— begin —

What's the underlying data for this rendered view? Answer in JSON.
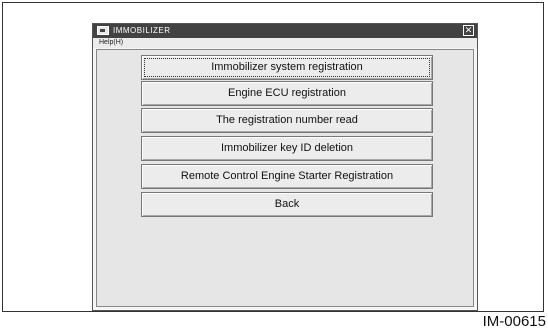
{
  "window": {
    "title": "IMMOBILIZER",
    "close_glyph": "✕"
  },
  "menu": {
    "help_label": "Help(H)"
  },
  "buttons": [
    {
      "label": "Immobilizer system registration",
      "focused": true
    },
    {
      "label": "Engine ECU registration"
    },
    {
      "label": "The registration number read"
    },
    {
      "label": "Immobilizer key ID deletion"
    },
    {
      "label": "Remote Control Engine Starter Registration"
    },
    {
      "label": "Back"
    }
  ],
  "figure_id": "IM-00615"
}
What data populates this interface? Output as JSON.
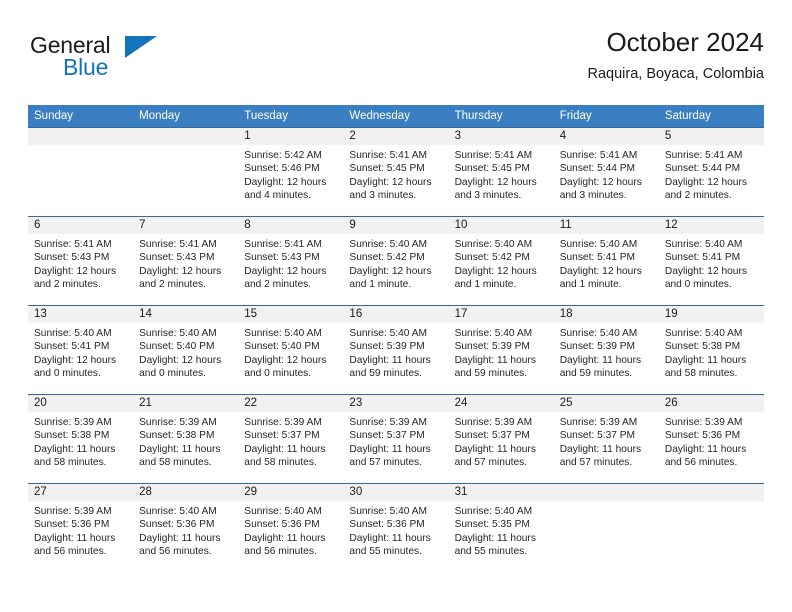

— end —

WORK TO COMPLETE
Quote in full the listing given above; the images are to be left out.

TASK OUTPUT
What's the underlying data for this rendered view? Answer in JSON.
{
  "window": {
    "title": "IMMOBILIZER",
    "close_glyph": "✕"
  },
  "menu": {
    "help_label": "Help(H)"
  },
  "buttons": [
    {
      "label": "Immobilizer system registration",
      "focused": true
    },
    {
      "label": "Engine ECU registration"
    },
    {
      "label": "The registration number read"
    },
    {
      "label": "Immobilizer key ID deletion"
    },
    {
      "label": "Remote Control Engine Starter Registration"
    },
    {
      "label": "Back"
    }
  ],
  "figure_id": "IM-00615"
}
What data populates this interface? Output as JSON.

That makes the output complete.